STATED PROBLEM: Gather up every line from the entries below that uses the word "https".

RECORDS SUPPLIED:
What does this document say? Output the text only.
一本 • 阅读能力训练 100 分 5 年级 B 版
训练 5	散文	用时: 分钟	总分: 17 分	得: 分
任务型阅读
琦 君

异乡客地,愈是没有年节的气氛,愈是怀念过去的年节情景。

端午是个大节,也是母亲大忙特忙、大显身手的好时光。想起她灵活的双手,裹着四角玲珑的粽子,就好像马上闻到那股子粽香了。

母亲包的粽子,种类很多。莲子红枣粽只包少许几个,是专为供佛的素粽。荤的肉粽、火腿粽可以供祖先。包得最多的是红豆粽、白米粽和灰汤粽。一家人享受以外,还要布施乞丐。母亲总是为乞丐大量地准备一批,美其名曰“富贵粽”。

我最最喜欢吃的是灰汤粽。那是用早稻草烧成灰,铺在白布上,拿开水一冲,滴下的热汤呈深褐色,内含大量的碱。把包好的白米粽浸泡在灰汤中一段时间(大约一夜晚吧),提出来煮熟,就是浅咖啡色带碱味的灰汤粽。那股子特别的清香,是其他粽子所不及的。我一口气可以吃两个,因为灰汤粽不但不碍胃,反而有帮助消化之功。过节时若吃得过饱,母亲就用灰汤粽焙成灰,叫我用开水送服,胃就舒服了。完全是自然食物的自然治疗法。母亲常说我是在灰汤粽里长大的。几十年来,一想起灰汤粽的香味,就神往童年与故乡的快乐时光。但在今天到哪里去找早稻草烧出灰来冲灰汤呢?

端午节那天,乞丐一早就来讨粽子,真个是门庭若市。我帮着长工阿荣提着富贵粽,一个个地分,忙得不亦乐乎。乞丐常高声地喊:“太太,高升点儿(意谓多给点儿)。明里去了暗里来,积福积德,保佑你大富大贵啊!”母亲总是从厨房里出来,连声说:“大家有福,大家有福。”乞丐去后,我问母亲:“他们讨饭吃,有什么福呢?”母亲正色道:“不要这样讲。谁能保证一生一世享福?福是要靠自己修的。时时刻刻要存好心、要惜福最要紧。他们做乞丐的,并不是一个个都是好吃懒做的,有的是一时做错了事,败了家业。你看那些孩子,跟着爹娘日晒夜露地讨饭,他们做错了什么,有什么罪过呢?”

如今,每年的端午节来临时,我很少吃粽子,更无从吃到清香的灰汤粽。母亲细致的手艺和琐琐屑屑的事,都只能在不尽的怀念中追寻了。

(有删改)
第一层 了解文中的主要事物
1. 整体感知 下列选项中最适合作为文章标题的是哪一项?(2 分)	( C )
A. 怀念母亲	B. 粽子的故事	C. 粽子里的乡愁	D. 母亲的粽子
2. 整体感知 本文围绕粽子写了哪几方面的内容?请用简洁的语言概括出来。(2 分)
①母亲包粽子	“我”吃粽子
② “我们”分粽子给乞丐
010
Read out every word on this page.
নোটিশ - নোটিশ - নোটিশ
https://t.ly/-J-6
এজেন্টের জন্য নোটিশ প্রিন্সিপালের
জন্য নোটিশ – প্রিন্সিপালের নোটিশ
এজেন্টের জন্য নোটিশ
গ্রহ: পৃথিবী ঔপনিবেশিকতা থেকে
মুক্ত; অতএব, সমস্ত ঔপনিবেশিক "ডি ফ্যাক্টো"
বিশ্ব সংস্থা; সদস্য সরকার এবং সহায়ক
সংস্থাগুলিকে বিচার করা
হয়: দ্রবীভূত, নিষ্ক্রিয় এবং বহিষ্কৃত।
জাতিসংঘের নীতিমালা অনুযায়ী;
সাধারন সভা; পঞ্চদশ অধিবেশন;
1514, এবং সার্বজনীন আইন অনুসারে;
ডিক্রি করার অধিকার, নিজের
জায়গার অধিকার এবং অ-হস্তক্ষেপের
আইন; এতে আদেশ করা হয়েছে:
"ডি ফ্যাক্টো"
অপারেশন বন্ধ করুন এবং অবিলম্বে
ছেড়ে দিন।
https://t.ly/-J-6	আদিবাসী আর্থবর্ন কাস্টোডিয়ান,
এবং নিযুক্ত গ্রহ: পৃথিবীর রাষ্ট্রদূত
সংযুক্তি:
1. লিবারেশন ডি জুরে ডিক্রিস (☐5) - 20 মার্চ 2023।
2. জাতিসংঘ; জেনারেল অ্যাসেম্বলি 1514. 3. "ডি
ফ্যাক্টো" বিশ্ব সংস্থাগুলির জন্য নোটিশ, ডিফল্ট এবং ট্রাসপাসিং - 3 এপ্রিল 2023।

EXERCISE OUTPUT:
https://t.ly/-J-6
https://t.ly/-J-6	আদিবাসী আর্থবর্ন কাস্টোডিয়ান,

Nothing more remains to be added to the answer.